| GIVEN PASSAGE |
==============================

They then take the transformer outputs, pass them through an MLP, and use those embeddings for approximate nearest neighbours search on item (pin) space. So in other words, the transformers outputs at each step can be seen as item queries.
To train the model, they use a multi-token prediction task with sampled softmax loss over actual targets, in-batch negatives, and random negatives. To select positives they take all future interactions within a time window, similar to PinnerFormer’s dense all-action loss. The idea is that unlike language modelling, predicting if the user will click pin X after Y or Z doesn’t really matter, you just want the model to be able to predict that they will click it!
Finally, they also apply outcome-conditioned generation. This is just conditioning the final MLP head on an intended outcome, e.g., repins or clicks. During training, they simply condition on the action of the label they are predicting. However, during inference, this enables them to use action budgets and apply business rules, e.g., suggest 3 pins for clicks and 1 for repin. It is unclear if the model is used directly for ranking or just retrieval though.

==============================

| EXTRACTED DATA |

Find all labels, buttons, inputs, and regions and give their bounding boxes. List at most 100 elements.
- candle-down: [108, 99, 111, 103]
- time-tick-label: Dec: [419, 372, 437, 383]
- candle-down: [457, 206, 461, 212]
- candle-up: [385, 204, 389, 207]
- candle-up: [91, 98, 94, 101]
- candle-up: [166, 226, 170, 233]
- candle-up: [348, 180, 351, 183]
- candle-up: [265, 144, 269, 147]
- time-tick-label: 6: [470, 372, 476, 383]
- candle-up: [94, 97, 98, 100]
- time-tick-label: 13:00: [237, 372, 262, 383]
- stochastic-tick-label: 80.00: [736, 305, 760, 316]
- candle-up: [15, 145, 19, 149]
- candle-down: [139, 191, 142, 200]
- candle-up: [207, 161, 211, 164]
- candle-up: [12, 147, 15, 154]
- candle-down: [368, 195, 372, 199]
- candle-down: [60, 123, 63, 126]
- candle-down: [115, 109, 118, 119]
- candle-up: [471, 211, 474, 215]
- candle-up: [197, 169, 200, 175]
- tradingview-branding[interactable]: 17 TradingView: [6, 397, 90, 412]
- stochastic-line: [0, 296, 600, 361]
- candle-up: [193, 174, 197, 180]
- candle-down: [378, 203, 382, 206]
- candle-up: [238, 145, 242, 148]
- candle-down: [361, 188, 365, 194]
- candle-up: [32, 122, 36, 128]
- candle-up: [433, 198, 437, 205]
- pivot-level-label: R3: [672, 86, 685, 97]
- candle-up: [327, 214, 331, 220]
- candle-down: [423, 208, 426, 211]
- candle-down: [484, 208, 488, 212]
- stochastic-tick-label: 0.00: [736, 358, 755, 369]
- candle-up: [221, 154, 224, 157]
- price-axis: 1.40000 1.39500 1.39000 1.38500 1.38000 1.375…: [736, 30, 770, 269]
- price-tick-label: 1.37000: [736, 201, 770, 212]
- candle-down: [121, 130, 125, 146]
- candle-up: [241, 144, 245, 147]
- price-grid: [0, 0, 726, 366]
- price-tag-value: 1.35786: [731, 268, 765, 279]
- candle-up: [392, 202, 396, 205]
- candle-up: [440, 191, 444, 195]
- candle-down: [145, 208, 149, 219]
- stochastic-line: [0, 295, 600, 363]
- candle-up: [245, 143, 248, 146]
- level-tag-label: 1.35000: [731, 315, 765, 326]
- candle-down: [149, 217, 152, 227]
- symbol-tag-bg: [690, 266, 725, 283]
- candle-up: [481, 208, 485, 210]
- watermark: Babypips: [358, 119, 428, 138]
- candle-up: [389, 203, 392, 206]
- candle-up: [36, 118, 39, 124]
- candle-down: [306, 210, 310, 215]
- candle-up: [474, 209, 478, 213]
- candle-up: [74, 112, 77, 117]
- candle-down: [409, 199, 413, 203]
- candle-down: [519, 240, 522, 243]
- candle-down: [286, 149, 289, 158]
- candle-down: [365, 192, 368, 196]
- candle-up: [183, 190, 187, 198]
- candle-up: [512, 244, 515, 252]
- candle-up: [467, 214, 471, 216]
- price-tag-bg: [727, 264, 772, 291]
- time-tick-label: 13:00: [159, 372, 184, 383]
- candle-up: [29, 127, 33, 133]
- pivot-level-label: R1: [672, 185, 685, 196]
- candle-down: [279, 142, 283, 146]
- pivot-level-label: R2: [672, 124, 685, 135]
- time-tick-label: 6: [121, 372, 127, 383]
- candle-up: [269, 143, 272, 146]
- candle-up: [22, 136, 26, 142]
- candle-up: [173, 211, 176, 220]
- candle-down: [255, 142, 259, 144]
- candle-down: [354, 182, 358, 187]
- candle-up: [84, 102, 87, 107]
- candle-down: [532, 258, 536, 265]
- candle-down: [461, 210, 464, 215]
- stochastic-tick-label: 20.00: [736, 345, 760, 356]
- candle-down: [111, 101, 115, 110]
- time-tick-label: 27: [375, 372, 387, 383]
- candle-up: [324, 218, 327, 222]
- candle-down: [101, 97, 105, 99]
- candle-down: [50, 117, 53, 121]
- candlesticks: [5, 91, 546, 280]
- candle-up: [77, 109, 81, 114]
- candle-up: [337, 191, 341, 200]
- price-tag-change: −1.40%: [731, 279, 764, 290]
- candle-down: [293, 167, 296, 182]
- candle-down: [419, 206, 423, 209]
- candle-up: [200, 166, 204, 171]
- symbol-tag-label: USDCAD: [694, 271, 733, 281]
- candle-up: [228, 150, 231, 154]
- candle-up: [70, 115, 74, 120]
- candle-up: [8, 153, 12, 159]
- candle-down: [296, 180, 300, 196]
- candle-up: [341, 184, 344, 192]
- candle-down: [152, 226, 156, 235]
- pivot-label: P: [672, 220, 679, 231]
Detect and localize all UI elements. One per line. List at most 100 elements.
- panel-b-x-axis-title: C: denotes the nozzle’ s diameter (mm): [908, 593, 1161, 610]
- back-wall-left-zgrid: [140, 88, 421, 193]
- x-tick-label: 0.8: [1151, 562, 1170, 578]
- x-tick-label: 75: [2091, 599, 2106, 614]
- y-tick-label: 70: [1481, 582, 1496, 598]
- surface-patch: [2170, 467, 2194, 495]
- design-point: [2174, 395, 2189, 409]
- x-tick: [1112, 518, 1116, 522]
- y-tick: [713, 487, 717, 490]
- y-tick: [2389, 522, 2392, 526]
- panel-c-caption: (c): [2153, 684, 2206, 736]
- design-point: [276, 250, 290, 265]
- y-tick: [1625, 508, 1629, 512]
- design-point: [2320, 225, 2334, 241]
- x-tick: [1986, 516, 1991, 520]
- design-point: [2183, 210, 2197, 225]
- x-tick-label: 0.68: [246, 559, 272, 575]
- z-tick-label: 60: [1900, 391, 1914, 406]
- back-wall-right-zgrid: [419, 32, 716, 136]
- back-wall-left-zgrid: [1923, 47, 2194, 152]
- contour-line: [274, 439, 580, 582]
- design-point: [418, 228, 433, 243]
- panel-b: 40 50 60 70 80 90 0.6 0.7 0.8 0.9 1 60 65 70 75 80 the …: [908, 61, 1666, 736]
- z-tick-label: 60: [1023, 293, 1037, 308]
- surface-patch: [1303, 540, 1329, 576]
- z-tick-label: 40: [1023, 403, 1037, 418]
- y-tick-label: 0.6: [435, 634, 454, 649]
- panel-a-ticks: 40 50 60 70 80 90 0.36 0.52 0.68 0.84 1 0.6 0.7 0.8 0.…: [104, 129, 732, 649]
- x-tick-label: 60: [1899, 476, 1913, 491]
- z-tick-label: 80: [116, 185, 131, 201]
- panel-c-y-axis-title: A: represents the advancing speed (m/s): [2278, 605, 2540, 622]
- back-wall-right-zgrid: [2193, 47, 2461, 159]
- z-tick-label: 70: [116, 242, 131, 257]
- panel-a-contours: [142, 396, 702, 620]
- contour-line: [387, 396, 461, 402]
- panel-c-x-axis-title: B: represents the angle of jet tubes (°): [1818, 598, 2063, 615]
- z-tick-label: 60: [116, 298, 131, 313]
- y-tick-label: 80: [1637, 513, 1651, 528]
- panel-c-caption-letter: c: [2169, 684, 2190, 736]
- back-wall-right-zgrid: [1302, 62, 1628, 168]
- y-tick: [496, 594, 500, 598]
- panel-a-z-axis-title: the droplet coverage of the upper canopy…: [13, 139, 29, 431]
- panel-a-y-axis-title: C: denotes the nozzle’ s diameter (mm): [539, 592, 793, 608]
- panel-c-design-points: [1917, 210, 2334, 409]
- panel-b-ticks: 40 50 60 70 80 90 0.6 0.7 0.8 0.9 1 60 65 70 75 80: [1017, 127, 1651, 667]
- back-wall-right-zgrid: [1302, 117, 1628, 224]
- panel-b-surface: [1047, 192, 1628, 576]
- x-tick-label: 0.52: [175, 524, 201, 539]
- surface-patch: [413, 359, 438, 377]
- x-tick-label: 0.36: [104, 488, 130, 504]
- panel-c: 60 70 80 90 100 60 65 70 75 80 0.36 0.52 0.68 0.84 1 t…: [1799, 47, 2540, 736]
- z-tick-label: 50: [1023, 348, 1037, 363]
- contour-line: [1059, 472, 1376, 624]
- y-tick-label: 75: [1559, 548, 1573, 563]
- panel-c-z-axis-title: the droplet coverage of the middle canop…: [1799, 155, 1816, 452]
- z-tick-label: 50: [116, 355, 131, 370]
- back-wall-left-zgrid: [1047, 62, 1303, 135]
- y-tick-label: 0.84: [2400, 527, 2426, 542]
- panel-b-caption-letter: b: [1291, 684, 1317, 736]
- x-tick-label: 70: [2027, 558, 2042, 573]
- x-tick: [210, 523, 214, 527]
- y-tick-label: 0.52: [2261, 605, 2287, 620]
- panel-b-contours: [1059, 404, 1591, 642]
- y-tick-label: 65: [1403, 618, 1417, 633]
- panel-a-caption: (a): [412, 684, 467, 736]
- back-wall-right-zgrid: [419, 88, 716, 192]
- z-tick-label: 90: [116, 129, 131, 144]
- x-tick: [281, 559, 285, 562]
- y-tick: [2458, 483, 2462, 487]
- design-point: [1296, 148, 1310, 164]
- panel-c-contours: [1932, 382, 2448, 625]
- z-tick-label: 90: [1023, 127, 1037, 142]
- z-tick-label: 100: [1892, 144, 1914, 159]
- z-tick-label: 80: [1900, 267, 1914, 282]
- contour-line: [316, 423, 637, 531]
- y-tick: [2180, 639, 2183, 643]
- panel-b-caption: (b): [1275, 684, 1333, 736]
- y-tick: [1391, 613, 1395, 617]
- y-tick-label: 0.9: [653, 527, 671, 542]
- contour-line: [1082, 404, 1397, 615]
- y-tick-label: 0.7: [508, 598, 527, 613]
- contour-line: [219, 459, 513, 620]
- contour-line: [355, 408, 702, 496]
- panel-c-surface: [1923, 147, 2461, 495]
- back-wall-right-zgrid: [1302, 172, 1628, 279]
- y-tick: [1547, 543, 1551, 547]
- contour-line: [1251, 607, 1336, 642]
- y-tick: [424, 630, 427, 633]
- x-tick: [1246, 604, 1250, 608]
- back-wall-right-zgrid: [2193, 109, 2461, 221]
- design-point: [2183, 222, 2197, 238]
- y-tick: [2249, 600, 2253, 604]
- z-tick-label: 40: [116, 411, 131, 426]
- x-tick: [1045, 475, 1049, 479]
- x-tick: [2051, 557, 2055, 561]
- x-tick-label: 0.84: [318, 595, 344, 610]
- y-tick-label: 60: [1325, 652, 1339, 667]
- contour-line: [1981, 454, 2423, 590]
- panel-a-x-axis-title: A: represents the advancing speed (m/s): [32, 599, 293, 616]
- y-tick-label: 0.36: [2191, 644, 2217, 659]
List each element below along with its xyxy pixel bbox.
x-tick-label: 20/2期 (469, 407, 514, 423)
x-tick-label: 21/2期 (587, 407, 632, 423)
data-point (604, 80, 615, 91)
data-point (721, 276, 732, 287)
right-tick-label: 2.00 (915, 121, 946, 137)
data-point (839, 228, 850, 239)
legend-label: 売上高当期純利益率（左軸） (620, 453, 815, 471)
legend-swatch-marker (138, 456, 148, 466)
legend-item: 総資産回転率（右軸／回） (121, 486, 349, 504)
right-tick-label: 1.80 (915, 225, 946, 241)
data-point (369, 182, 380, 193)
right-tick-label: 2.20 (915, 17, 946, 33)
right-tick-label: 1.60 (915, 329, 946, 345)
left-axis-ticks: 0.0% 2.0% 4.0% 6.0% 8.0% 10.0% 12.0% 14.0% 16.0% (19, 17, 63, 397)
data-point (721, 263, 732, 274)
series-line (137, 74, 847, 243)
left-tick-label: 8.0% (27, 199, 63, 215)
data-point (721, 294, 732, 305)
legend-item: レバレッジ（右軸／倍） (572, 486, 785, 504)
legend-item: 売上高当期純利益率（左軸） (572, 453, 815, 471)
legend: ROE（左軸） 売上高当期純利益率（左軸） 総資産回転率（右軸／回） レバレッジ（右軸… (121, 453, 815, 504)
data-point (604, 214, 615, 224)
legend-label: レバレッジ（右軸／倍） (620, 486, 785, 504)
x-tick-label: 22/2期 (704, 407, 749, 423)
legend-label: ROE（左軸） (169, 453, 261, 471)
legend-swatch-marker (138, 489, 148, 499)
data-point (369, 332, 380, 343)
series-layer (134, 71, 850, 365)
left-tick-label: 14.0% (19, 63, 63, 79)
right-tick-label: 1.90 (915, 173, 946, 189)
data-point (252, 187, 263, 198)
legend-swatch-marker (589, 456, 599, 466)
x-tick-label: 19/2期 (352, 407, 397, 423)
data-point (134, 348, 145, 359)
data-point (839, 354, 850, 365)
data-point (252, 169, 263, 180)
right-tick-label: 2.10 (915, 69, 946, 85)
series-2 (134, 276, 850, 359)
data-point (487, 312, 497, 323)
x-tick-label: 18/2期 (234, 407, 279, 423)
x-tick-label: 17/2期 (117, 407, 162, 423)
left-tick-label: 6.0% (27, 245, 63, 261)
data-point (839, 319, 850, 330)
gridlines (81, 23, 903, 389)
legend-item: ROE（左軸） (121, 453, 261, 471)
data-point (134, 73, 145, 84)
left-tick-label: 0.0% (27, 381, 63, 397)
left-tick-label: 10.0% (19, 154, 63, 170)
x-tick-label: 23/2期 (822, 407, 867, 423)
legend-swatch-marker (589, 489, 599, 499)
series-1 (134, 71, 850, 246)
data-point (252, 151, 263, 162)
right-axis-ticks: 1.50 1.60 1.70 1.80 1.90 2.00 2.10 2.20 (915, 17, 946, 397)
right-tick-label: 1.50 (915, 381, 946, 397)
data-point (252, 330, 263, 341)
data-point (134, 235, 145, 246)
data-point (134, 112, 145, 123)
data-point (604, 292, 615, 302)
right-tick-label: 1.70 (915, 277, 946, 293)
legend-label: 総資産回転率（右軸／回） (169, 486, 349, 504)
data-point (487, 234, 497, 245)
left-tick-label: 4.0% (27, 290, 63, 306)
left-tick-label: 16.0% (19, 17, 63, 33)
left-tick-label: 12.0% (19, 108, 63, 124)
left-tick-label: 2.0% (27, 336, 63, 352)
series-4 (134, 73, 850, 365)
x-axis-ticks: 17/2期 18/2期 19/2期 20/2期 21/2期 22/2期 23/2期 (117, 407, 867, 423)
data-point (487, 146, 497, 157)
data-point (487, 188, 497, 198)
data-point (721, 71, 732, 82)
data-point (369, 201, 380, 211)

==============================

| TASK GOAL |
Retype the part of the passage on the Pinterest recommendation model from "To train the" up to and including "will click it!".

| SOLUTION FOR THIS PROBLEM |
To train the model, they use a multi-token prediction task with sampled softmax loss over actual targets, in-batch negatives, and random negatives. To select positives they take all future interactions within a time window, similar to PinnerFormer’s dense all-action loss. The idea is that unlike language modelling, predicting if the user will click pin X after Y or Z doesn’t really matter, you just want the model to be able to predict that they will click it!